-------- SUPPLIED RECORDS

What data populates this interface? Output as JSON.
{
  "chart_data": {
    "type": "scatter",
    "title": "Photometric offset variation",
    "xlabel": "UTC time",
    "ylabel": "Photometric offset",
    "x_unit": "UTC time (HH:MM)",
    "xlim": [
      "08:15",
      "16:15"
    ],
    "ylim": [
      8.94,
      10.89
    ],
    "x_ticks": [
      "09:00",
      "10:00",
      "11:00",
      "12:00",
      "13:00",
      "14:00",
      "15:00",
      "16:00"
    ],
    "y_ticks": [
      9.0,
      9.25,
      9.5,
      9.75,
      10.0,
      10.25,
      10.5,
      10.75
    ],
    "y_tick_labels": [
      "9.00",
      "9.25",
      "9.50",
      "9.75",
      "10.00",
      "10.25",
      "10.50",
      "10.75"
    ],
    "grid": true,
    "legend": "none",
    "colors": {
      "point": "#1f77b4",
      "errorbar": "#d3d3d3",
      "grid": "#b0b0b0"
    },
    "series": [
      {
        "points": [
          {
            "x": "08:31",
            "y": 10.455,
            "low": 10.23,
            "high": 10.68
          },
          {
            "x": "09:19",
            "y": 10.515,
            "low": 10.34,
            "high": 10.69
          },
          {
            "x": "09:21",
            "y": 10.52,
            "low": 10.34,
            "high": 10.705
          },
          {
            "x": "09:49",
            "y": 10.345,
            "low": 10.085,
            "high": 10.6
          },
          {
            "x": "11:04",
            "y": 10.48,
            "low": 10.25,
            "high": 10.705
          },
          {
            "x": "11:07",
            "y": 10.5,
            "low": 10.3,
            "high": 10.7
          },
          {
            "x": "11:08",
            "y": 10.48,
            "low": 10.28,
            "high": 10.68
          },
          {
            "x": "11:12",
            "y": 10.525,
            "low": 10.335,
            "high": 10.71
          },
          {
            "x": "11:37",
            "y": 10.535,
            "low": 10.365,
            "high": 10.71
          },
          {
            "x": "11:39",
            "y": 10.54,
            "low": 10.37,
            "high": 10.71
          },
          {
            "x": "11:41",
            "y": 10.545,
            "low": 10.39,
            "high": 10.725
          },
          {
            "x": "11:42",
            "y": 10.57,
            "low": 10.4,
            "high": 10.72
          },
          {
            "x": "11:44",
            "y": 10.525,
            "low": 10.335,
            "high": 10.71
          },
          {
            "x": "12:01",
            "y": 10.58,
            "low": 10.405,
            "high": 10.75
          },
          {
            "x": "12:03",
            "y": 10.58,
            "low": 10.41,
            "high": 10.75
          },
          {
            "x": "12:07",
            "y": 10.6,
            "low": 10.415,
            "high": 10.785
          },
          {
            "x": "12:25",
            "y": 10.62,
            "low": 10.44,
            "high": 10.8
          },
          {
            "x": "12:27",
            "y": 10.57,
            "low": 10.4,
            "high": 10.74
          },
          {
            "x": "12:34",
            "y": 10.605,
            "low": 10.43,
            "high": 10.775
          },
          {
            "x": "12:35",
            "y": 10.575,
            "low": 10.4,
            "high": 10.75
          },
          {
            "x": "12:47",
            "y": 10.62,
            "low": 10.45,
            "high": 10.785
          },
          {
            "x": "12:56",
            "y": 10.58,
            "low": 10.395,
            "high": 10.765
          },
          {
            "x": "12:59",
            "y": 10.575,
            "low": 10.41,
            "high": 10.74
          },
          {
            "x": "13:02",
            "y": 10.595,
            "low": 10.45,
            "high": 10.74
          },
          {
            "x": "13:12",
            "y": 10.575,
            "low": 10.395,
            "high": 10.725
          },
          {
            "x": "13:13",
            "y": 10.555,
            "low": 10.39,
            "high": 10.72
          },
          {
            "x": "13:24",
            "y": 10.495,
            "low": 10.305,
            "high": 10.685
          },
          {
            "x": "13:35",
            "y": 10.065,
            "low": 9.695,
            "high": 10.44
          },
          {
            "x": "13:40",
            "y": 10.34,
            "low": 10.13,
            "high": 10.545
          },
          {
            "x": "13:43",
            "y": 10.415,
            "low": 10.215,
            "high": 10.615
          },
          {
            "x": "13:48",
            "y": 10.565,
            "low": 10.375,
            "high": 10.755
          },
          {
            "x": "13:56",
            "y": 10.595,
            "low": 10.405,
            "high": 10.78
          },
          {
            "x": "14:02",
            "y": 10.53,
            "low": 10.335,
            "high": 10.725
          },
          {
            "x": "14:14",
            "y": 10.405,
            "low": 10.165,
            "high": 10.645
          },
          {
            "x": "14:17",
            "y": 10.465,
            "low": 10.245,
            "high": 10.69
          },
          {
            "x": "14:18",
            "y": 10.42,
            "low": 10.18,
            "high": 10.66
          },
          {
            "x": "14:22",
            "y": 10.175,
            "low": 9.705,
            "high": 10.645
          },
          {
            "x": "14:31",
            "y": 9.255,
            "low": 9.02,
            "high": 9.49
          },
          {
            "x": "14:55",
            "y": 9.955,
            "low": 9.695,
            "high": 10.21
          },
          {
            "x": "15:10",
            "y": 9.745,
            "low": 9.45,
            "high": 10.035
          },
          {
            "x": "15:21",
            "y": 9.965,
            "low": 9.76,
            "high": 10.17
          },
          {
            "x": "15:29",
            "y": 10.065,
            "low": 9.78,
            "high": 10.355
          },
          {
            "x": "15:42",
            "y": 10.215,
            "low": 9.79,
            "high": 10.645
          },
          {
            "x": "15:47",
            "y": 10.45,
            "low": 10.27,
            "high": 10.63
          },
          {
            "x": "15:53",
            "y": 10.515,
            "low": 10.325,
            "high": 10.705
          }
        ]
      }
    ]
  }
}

----------------

PROBLEM TO SOLVE: Give back the data above exactly as it appears.

RESULT OF THIS EXERCISE:
What data populates this interface? Output as JSON.
{
  "chart_data": {
    "type": "scatter",
    "title": "Photometric offset variation",
    "xlabel": "UTC time",
    "ylabel": "Photometric offset",
    "x_unit": "UTC time (HH:MM)",
    "xlim": [
      "08:15",
      "16:15"
    ],
    "ylim": [
      8.94,
      10.89
    ],
    "x_ticks": [
      "09:00",
      "10:00",
      "11:00",
      "12:00",
      "13:00",
      "14:00",
      "15:00",
      "16:00"
    ],
    "y_ticks": [
      9.0,
      9.25,
      9.5,
      9.75,
      10.0,
      10.25,
      10.5,
      10.75
    ],
    "y_tick_labels": [
      "9.00",
      "9.25",
      "9.50",
      "9.75",
      "10.00",
      "10.25",
      "10.50",
      "10.75"
    ],
    "grid": true,
    "legend": "none",
    "colors": {
      "point": "#1f77b4",
      "errorbar": "#d3d3d3",
      "grid": "#b0b0b0"
    },
    "series": [
      {
        "points": [
          {
            "x": "08:31",
            "y": 10.455,
            "low": 10.23,
            "high": 10.68
          },
          {
            "x": "09:19",
            "y": 10.515,
            "low": 10.34,
            "high": 10.69
          },
          {
            "x": "09:21",
            "y": 10.52,
            "low": 10.34,
            "high": 10.705
          },
          {
            "x": "09:49",
            "y": 10.345,
            "low": 10.085,
            "high": 10.6
          },
          {
            "x": "11:04",
            "y": 10.48,
            "low": 10.25,
            "high": 10.705
          },
          {
            "x": "11:07",
            "y": 10.5,
            "low": 10.3,
            "high": 10.7
          },
          {
            "x": "11:08",
            "y": 10.48,
            "low": 10.28,
            "high": 10.68
          },
          {
            "x": "11:12",
            "y": 10.525,
            "low": 10.335,
            "high": 10.71
          },
          {
            "x": "11:37",
            "y": 10.535,
            "low": 10.365,
            "high": 10.71
          },
          {
            "x": "11:39",
            "y": 10.54,
            "low": 10.37,
            "high": 10.71
          },
          {
            "x": "11:41",
            "y": 10.545,
            "low": 10.39,
            "high": 10.725
          },
          {
            "x": "11:42",
            "y": 10.57,
            "low": 10.4,
            "high": 10.72
          },
          {
            "x": "11:44",
            "y": 10.525,
            "low": 10.335,
            "high": 10.71
          },
          {
            "x": "12:01",
            "y": 10.58,
            "low": 10.405,
            "high": 10.75
          },
          {
            "x": "12:03",
            "y": 10.58,
            "low": 10.41,
            "high": 10.75
          },
          {
            "x": "12:07",
            "y": 10.6,
            "low": 10.415,
            "high": 10.785
          },
          {
            "x": "12:25",
            "y": 10.62,
            "low": 10.44,
            "high": 10.8
          },
          {
            "x": "12:27",
            "y": 10.57,
            "low": 10.4,
            "high": 10.74
          },
          {
            "x": "12:34",
            "y": 10.605,
            "low": 10.43,
            "high": 10.775
          },
          {
            "x": "12:35",
            "y": 10.575,
            "low": 10.4,
            "high": 10.75
          },
          {
            "x": "12:47",
            "y": 10.62,
            "low": 10.45,
            "high": 10.785
          },
          {
            "x": "12:56",
            "y": 10.58,
            "low": 10.395,
            "high": 10.765
          },
          {
            "x": "12:59",
            "y": 10.575,
            "low": 10.41,
            "high": 10.74
          },
          {
            "x": "13:02",
            "y": 10.595,
            "low": 10.45,
            "high": 10.74
          },
          {
            "x": "13:12",
            "y": 10.575,
            "low": 10.395,
            "high": 10.725
          },
          {
            "x": "13:13",
            "y": 10.555,
            "low": 10.39,
            "high": 10.72
          },
          {
            "x": "13:24",
            "y": 10.495,
            "low": 10.305,
            "high": 10.685
          },
          {
            "x": "13:35",
            "y": 10.065,
            "low": 9.695,
            "high": 10.44
          },
          {
            "x": "13:40",
            "y": 10.34,
            "low": 10.13,
            "high": 10.545
          },
          {
            "x": "13:43",
            "y": 10.415,
            "low": 10.215,
            "high": 10.615
          },
          {
            "x": "13:48",
            "y": 10.565,
            "low": 10.375,
            "high": 10.755
          },
          {
            "x": "13:56",
            "y": 10.595,
            "low": 10.405,
            "high": 10.78
          },
          {
            "x": "14:02",
            "y": 10.53,
            "low": 10.335,
            "high": 10.725
          },
          {
            "x": "14:14",
            "y": 10.405,
            "low": 10.165,
            "high": 10.645
          },
          {
            "x": "14:17",
            "y": 10.465,
            "low": 10.245,
            "high": 10.69
          },
          {
            "x": "14:18",
            "y": 10.42,
            "low": 10.18,
            "high": 10.66
          },
          {
            "x": "14:22",
            "y": 10.175,
            "low": 9.705,
            "high": 10.645
          },
          {
            "x": "14:31",
            "y": 9.255,
            "low": 9.02,
            "high": 9.49
          },
          {
            "x": "14:55",
            "y": 9.955,
            "low": 9.695,
            "high": 10.21
          },
          {
            "x": "15:10",
            "y": 9.745,
            "low": 9.45,
            "high": 10.035
          },
          {
            "x": "15:21",
            "y": 9.965,
            "low": 9.76,
            "high": 10.17
          },
          {
            "x": "15:29",
            "y": 10.065,
            "low": 9.78,
            "high": 10.355
          },
          {
            "x": "15:42",
            "y": 10.215,
            "low": 9.79,
            "high": 10.645
          },
          {
            "x": "15:47",
            "y": 10.45,
            "low": 10.27,
            "high": 10.63
          },
          {
            "x": "15:53",
            "y": 10.515,
            "low": 10.325,
            "high": 10.705
          }
        ]
      }
    ]
  }
}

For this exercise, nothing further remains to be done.